● **Your objective**:
Every record below should be written out exactly; pictures stay out.

Extracted records
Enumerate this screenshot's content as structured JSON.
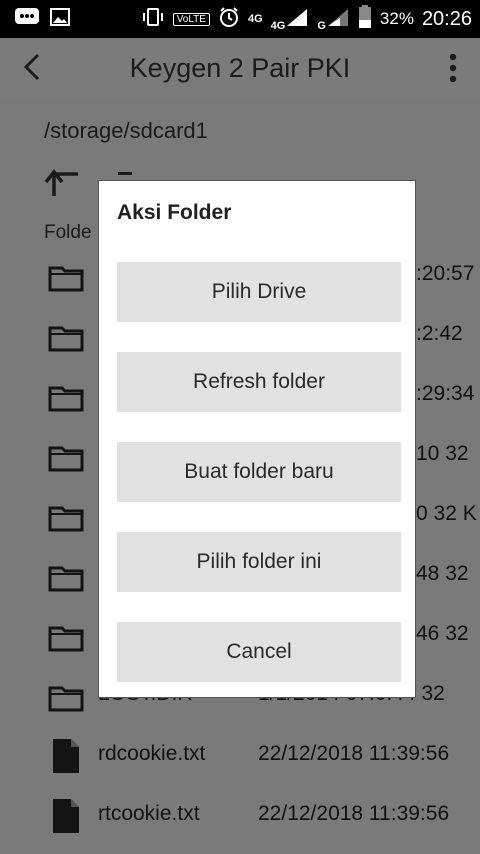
{
  "status_bar": {
    "volte": "VoLTE",
    "net1": "4G",
    "net1_badge": "4G",
    "net2": "G",
    "battery": "32%",
    "time": "20:26"
  },
  "app_bar": {
    "title": "Keygen 2 Pair PKI"
  },
  "browser": {
    "path": "/storage/sdcard1",
    "folders_label": "Folde",
    "items": [
      {
        "type": "folder",
        "name": "",
        "meta": ":20:57"
      },
      {
        "type": "folder",
        "name": "",
        "meta": ":2:42"
      },
      {
        "type": "folder",
        "name": "",
        "meta": ":29:34"
      },
      {
        "type": "folder",
        "name": "",
        "meta": "10  32"
      },
      {
        "type": "folder",
        "name": "",
        "meta": "0  32 K"
      },
      {
        "type": "folder",
        "name": "",
        "meta": "48  32"
      },
      {
        "type": "folder",
        "name": "",
        "meta": "46  32"
      },
      {
        "type": "folder",
        "name": "LOST.DIR",
        "meta": "1/1/2014 07:0:44  32"
      },
      {
        "type": "file",
        "name": "rdcookie.txt",
        "meta": "22/12/2018 11:39:56"
      },
      {
        "type": "file",
        "name": "rtcookie.txt",
        "meta": "22/12/2018 11:39:56"
      }
    ]
  },
  "dialog": {
    "title": "Aksi Folder",
    "buttons": [
      "Pilih Drive",
      "Refresh folder",
      "Buat folder baru",
      "Pilih folder ini",
      "Cancel"
    ]
  }
}
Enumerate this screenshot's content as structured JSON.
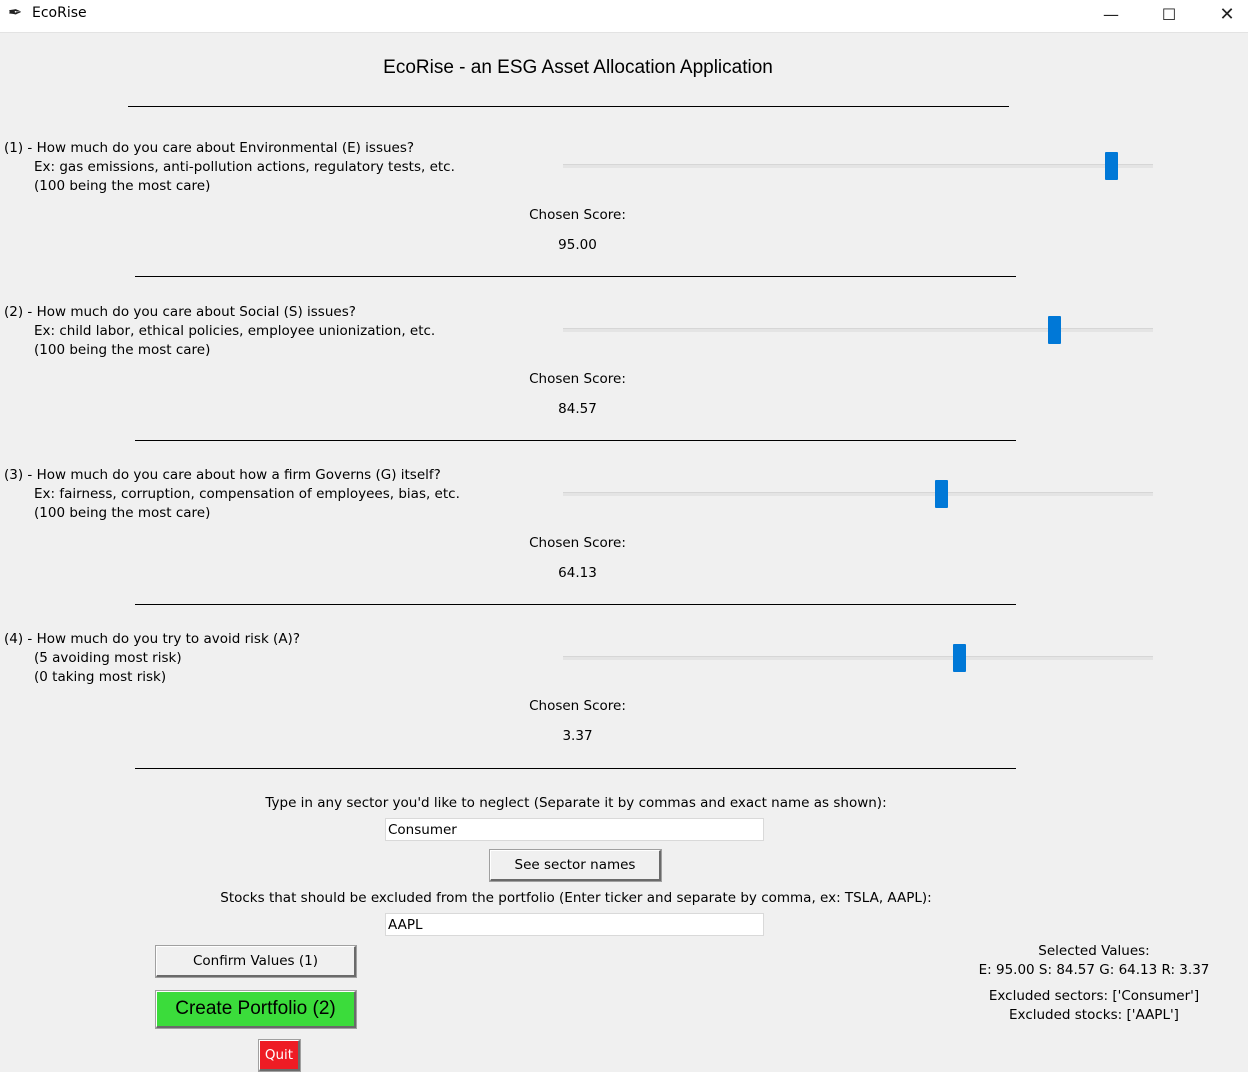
{
  "window": {
    "title": "EcoRise",
    "app_icon": "feather-icon",
    "controls": {
      "minimize": "—",
      "maximize": "☐",
      "close": "✕"
    }
  },
  "heading": "EcoRise - an ESG Asset Allocation Application",
  "chosen_label": "Chosen Score:",
  "questions": [
    {
      "lines": [
        "(1) - How much do you care about Environmental (E) issues?",
        "Ex: gas emissions, anti-pollution actions, regulatory tests, etc.",
        "(100 being the most care)"
      ],
      "score_text": "95.00",
      "slider": {
        "value": 95.0,
        "min": 0,
        "max": 100
      }
    },
    {
      "lines": [
        "(2) - How much do you care about Social (S) issues?",
        "Ex: child labor, ethical policies, employee unionization, etc.",
        "(100 being the most care)"
      ],
      "score_text": "84.57",
      "slider": {
        "value": 84.57,
        "min": 0,
        "max": 100
      }
    },
    {
      "lines": [
        "(3) - How much do you care about how a firm Governs (G) itself?",
        "Ex: fairness, corruption, compensation of employees, bias, etc.",
        "(100 being the most care)"
      ],
      "score_text": "64.13",
      "slider": {
        "value": 64.13,
        "min": 0,
        "max": 100
      }
    },
    {
      "lines": [
        "(4) - How much do you try to avoid risk (A)?",
        "(5 avoiding most risk)",
        "(0 taking most risk)"
      ],
      "score_text": "3.37",
      "slider": {
        "value": 3.37,
        "min": 0,
        "max": 5
      }
    }
  ],
  "sector": {
    "prompt": "Type in any sector you'd like to neglect (Separate it by commas and exact name as shown):",
    "value": "Consumer",
    "button": "See sector names"
  },
  "stocks": {
    "prompt": "Stocks that should be excluded from the portfolio (Enter ticker and separate by comma, ex: TSLA, AAPL):",
    "value": "AAPL"
  },
  "buttons": {
    "confirm": "Confirm Values (1)",
    "create": "Create Portfolio (2)",
    "quit": "Quit"
  },
  "colors": {
    "slider_thumb": "#0078d7",
    "create_button": "#3bdc3b",
    "quit_button": "#ee1c24"
  },
  "summary": {
    "title": "Selected Values:",
    "values": "E: 95.00 S: 84.57 G: 64.13 R: 3.37",
    "sectors": "Excluded sectors: ['Consumer']",
    "stocks": "Excluded stocks: ['AAPL']"
  }
}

● **Output**:
Enumerate this screenshot's content as structured JSON.
{
  "status_bar": {
    "volte": "VoLTE",
    "net1": "4G",
    "net1_badge": "4G",
    "net2": "G",
    "battery": "32%",
    "time": "20:26"
  },
  "app_bar": {
    "title": "Keygen 2 Pair PKI"
  },
  "browser": {
    "path": "/storage/sdcard1",
    "folders_label": "Folde",
    "items": [
      {
        "type": "folder",
        "name": "",
        "meta": ":20:57"
      },
      {
        "type": "folder",
        "name": "",
        "meta": ":2:42"
      },
      {
        "type": "folder",
        "name": "",
        "meta": ":29:34"
      },
      {
        "type": "folder",
        "name": "",
        "meta": "10  32"
      },
      {
        "type": "folder",
        "name": "",
        "meta": "0  32 K"
      },
      {
        "type": "folder",
        "name": "",
        "meta": "48  32"
      },
      {
        "type": "folder",
        "name": "",
        "meta": "46  32"
      },
      {
        "type": "folder",
        "name": "LOST.DIR",
        "meta": "1/1/2014 07:0:44  32"
      },
      {
        "type": "file",
        "name": "rdcookie.txt",
        "meta": "22/12/2018 11:39:56"
      },
      {
        "type": "file",
        "name": "rtcookie.txt",
        "meta": "22/12/2018 11:39:56"
      }
    ]
  },
  "dialog": {
    "title": "Aksi Folder",
    "buttons": [
      "Pilih Drive",
      "Refresh folder",
      "Buat folder baru",
      "Pilih folder ini",
      "Cancel"
    ]
  }
}
Enumerate this screenshot's content as structured JSON.
{
  "window": {
    "title": "EcoRise",
    "app_icon": "feather-icon",
    "controls": {
      "minimize": "—",
      "maximize": "☐",
      "close": "✕"
    }
  },
  "heading": "EcoRise - an ESG Asset Allocation Application",
  "chosen_label": "Chosen Score:",
  "questions": [
    {
      "lines": [
        "(1) - How much do you care about Environmental (E) issues?",
        "Ex: gas emissions, anti-pollution actions, regulatory tests, etc.",
        "(100 being the most care)"
      ],
      "score_text": "95.00",
      "slider": {
        "value": 95.0,
        "min": 0,
        "max": 100
      }
    },
    {
      "lines": [
        "(2) - How much do you care about Social (S) issues?",
        "Ex: child labor, ethical policies, employee unionization, etc.",
        "(100 being the most care)"
      ],
      "score_text": "84.57",
      "slider": {
        "value": 84.57,
        "min": 0,
        "max": 100
      }
    },
    {
      "lines": [
        "(3) - How much do you care about how a firm Governs (G) itself?",
        "Ex: fairness, corruption, compensation of employees, bias, etc.",
        "(100 being the most care)"
      ],
      "score_text": "64.13",
      "slider": {
        "value": 64.13,
        "min": 0,
        "max": 100
      }
    },
    {
      "lines": [
        "(4) - How much do you try to avoid risk (A)?",
        "(5 avoiding most risk)",
        "(0 taking most risk)"
      ],
      "score_text": "3.37",
      "slider": {
        "value": 3.37,
        "min": 0,
        "max": 5
      }
    }
  ],
  "sector": {
    "prompt": "Type in any sector you'd like to neglect (Separate it by commas and exact name as shown):",
    "value": "Consumer",
    "button": "See sector names"
  },
  "stocks": {
    "prompt": "Stocks that should be excluded from the portfolio (Enter ticker and separate by comma, ex: TSLA, AAPL):",
    "value": "AAPL"
  },
  "buttons": {
    "confirm": "Confirm Values (1)",
    "create": "Create Portfolio (2)",
    "quit": "Quit"
  },
  "colors": {
    "slider_thumb": "#0078d7",
    "create_button": "#3bdc3b",
    "quit_button": "#ee1c24"
  },
  "summary": {
    "title": "Selected Values:",
    "values": "E: 95.00 S: 84.57 G: 64.13 R: 3.37",
    "sectors": "Excluded sectors: ['Consumer']",
    "stocks": "Excluded stocks: ['AAPL']"
  }
}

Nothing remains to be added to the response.